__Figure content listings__
▼

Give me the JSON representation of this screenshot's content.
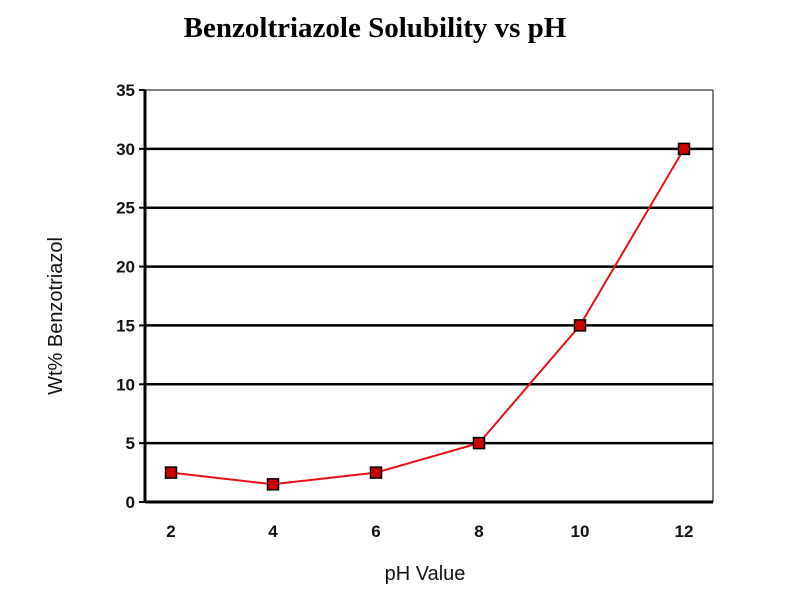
{
  "chart_data": {
    "type": "line",
    "title": "Benzoltriazole Solubility vs pH",
    "xlabel": "pH Value",
    "ylabel": "Wt% Benzotriazol",
    "x_tick_labels": [
      "2",
      "4",
      "6",
      "8",
      "10",
      "12"
    ],
    "y_ticks": [
      0,
      5,
      10,
      15,
      20,
      25,
      30,
      35
    ],
    "ylim": [
      0,
      35
    ],
    "grid": "horizontal",
    "series": [
      {
        "color": "#e8101a",
        "marker_color": "#cc0000",
        "points": [
          {
            "x": 2,
            "y": 2.5
          },
          {
            "x": 4,
            "y": 1.5
          },
          {
            "x": 6,
            "y": 2.5
          },
          {
            "x": 8,
            "y": 5
          },
          {
            "x": 10,
            "y": 15
          },
          {
            "x": 12,
            "y": 30
          }
        ]
      }
    ]
  }
}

▲

__What to produce__
Write out the records above once more, word for word, with no pictures.

__Solution__
Give me the JSON representation of this screenshot's content.
{
  "chart_data": {
    "type": "line",
    "title": "Benzoltriazole Solubility vs pH",
    "xlabel": "pH Value",
    "ylabel": "Wt% Benzotriazol",
    "x_tick_labels": [
      "2",
      "4",
      "6",
      "8",
      "10",
      "12"
    ],
    "y_ticks": [
      0,
      5,
      10,
      15,
      20,
      25,
      30,
      35
    ],
    "ylim": [
      0,
      35
    ],
    "grid": "horizontal",
    "series": [
      {
        "color": "#e8101a",
        "marker_color": "#cc0000",
        "points": [
          {
            "x": 2,
            "y": 2.5
          },
          {
            "x": 4,
            "y": 1.5
          },
          {
            "x": 6,
            "y": 2.5
          },
          {
            "x": 8,
            "y": 5
          },
          {
            "x": 10,
            "y": 15
          },
          {
            "x": 12,
            "y": 30
          }
        ]
      }
    ]
  }
}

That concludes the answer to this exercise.